Data for the task:
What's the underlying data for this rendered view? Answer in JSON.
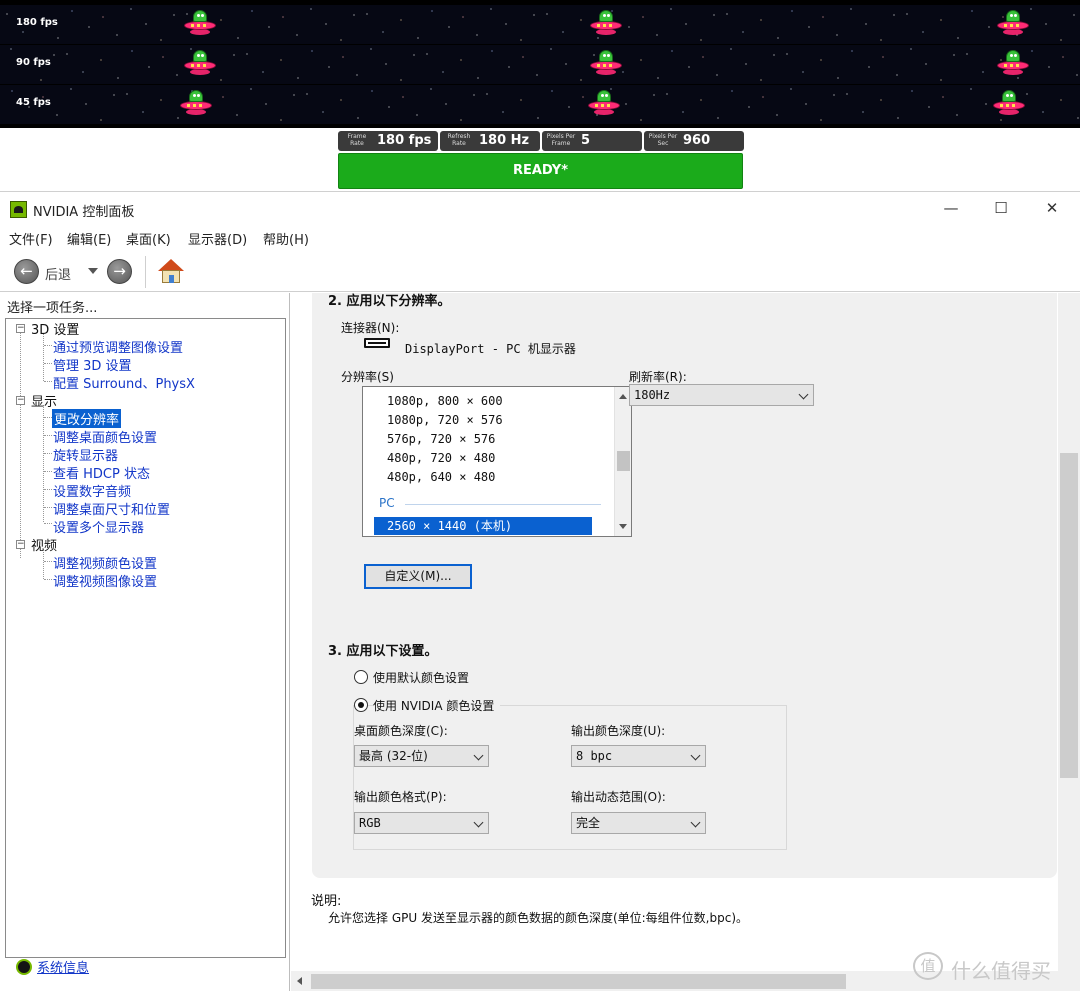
{
  "strips": [
    {
      "label": "180 fps"
    },
    {
      "label": "90 fps"
    },
    {
      "label": "45 fps"
    }
  ],
  "status": {
    "frame_rate": {
      "caption": "Frame Rate",
      "value": "180 fps"
    },
    "refresh_rate": {
      "caption": "Refresh Rate",
      "value": "180 Hz"
    },
    "pixels_per_frame": {
      "caption": "Pixels Per Frame",
      "value": "5"
    },
    "pixels_per_sec": {
      "caption": "Pixels Per Sec",
      "value": "960"
    },
    "ready": "READY*"
  },
  "window": {
    "title": "NVIDIA 控制面板",
    "controls": {
      "minimize": "—",
      "maximize": "☐",
      "close": "✕"
    },
    "menu": [
      "文件(F)",
      "编辑(E)",
      "桌面(K)",
      "显示器(D)",
      "帮助(H)"
    ],
    "toolbar": {
      "back": "后退"
    }
  },
  "left": {
    "header": "选择一项任务...",
    "groups": [
      {
        "label": "3D 设置",
        "items": [
          "通过预览调整图像设置",
          "管理 3D 设置",
          "配置 Surround、PhysX"
        ]
      },
      {
        "label": "显示",
        "items": [
          "更改分辨率",
          "调整桌面颜色设置",
          "旋转显示器",
          "查看 HDCP 状态",
          "设置数字音频",
          "调整桌面尺寸和位置",
          "设置多个显示器"
        ]
      },
      {
        "label": "视频",
        "items": [
          "调整视频颜色设置",
          "调整视频图像设置"
        ]
      }
    ],
    "selected": "更改分辨率",
    "sysinfo": "系统信息"
  },
  "main": {
    "section2": "2. 应用以下分辨率。",
    "connector_label": "连接器(N):",
    "connector_value": "DisplayPort - PC 机显示器",
    "resolution_label": "分辨率(S)",
    "resolutions": [
      "1080p, 800 × 600",
      "1080p, 720 × 576",
      "576p, 720 × 576",
      "480p, 720 × 480",
      "480p, 640 × 480"
    ],
    "group_pc": "PC",
    "selected_resolution": "2560 × 1440 (本机)",
    "refresh_label": "刷新率(R):",
    "refresh_value": "180Hz",
    "custom_button": "自定义(M)...",
    "section3": "3. 应用以下设置。",
    "radio_default": "使用默认颜色设置",
    "radio_nvidia": "使用 NVIDIA 颜色设置",
    "desktop_depth_label": "桌面颜色深度(C):",
    "desktop_depth_value": "最高 (32-位)",
    "output_depth_label": "输出颜色深度(U):",
    "output_depth_value": "8 bpc",
    "output_format_label": "输出颜色格式(P):",
    "output_format_value": "RGB",
    "dynamic_range_label": "输出动态范围(O):",
    "dynamic_range_value": "完全",
    "desc_title": "说明:",
    "desc_body": "允许您选择 GPU 发送至显示器的颜色数据的颜色深度(单位:每组件位数,bpc)。"
  },
  "watermark": {
    "text": "什么值得买",
    "icon": "值"
  }
}
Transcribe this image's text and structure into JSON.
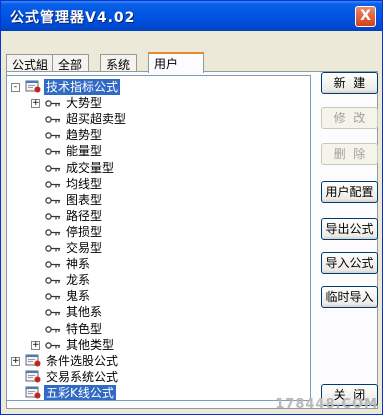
{
  "window": {
    "title": "公式管理器V4.02",
    "close_label": "X"
  },
  "tabs": [
    {
      "label": "公式組",
      "active": false
    },
    {
      "label": "全部",
      "active": false
    },
    {
      "label": "系统",
      "active": false
    },
    {
      "label": "用户",
      "active": true
    }
  ],
  "tree": {
    "nodes": [
      {
        "label": "技术指标公式",
        "level": 0,
        "expander": "-",
        "icon": "folder-icon",
        "selected": true
      },
      {
        "label": "大势型",
        "level": 1,
        "expander": "+",
        "icon": "key-icon",
        "selected": false
      },
      {
        "label": "超买超卖型",
        "level": 1,
        "expander": "",
        "icon": "key-icon",
        "selected": false
      },
      {
        "label": "趋势型",
        "level": 1,
        "expander": "",
        "icon": "key-icon",
        "selected": false
      },
      {
        "label": "能量型",
        "level": 1,
        "expander": "",
        "icon": "key-icon",
        "selected": false
      },
      {
        "label": "成交量型",
        "level": 1,
        "expander": "",
        "icon": "key-icon",
        "selected": false
      },
      {
        "label": "均线型",
        "level": 1,
        "expander": "",
        "icon": "key-icon",
        "selected": false
      },
      {
        "label": "图表型",
        "level": 1,
        "expander": "",
        "icon": "key-icon",
        "selected": false
      },
      {
        "label": "路径型",
        "level": 1,
        "expander": "",
        "icon": "key-icon",
        "selected": false
      },
      {
        "label": "停损型",
        "level": 1,
        "expander": "",
        "icon": "key-icon",
        "selected": false
      },
      {
        "label": "交易型",
        "level": 1,
        "expander": "",
        "icon": "key-icon",
        "selected": false
      },
      {
        "label": "神系",
        "level": 1,
        "expander": "",
        "icon": "key-icon",
        "selected": false
      },
      {
        "label": "龙系",
        "level": 1,
        "expander": "",
        "icon": "key-icon",
        "selected": false
      },
      {
        "label": "鬼系",
        "level": 1,
        "expander": "",
        "icon": "key-icon",
        "selected": false
      },
      {
        "label": "其他系",
        "level": 1,
        "expander": "",
        "icon": "key-icon",
        "selected": false
      },
      {
        "label": "特色型",
        "level": 1,
        "expander": "",
        "icon": "key-icon",
        "selected": false
      },
      {
        "label": "其他类型",
        "level": 1,
        "expander": "+",
        "icon": "key-icon",
        "selected": false
      },
      {
        "label": "条件选股公式",
        "level": 0,
        "expander": "+",
        "icon": "folder-icon",
        "selected": false
      },
      {
        "label": "交易系统公式",
        "level": 0,
        "expander": "",
        "icon": "folder-icon",
        "selected": false
      },
      {
        "label": "五彩K线公式",
        "level": 0,
        "expander": "",
        "icon": "folder-icon",
        "selected": true
      }
    ]
  },
  "buttons": [
    {
      "name": "new-button",
      "label": "新  建",
      "enabled": true
    },
    {
      "name": "modify-button",
      "label": "修  改",
      "enabled": false
    },
    {
      "name": "delete-button",
      "label": "删  除",
      "enabled": false
    },
    {
      "name": "user-config-button",
      "label": "用户配置",
      "enabled": true
    },
    {
      "name": "export-formula-button",
      "label": "导出公式",
      "enabled": true
    },
    {
      "name": "import-formula-button",
      "label": "导入公式",
      "enabled": true
    },
    {
      "name": "temp-import-button",
      "label": "临时导入",
      "enabled": true
    },
    {
      "name": "close-button",
      "label": "关  闭",
      "enabled": true
    }
  ],
  "watermark": "178448.COM",
  "colors": {
    "titlebar": "#0054e3",
    "selection": "#316ac5",
    "folder_red": "#c0241c"
  }
}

Aim: Give only the count of lines in which the string "import" appears.

Output of the exercise: 2